• Your task
What is the number of lines containing the word "исполнитель"? Please answer with that number and nothing more.

• Data for this exercise
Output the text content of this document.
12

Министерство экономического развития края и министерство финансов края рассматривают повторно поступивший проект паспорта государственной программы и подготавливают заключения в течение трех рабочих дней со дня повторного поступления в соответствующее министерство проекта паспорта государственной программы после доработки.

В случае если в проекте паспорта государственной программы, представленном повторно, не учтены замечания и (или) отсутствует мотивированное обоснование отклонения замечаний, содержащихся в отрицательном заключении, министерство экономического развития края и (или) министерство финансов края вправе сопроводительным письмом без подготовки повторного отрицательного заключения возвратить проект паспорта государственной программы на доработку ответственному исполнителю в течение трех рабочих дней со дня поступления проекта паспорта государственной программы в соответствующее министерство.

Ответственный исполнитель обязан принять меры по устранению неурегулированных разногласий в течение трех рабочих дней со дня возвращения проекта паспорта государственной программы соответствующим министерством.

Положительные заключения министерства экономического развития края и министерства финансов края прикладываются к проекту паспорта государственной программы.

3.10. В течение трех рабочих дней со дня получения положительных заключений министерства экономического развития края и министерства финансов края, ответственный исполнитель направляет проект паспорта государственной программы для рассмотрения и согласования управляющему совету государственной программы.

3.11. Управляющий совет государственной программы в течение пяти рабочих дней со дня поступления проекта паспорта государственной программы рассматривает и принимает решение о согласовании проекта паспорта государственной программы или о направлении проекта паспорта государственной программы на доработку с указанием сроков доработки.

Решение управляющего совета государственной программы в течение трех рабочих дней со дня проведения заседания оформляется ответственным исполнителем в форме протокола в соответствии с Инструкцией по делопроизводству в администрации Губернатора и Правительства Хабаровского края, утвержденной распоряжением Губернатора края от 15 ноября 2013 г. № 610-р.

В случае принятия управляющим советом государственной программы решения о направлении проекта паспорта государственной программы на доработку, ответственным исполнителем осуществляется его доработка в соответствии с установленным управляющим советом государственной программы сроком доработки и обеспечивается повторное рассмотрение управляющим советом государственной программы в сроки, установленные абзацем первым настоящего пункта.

• The answer
2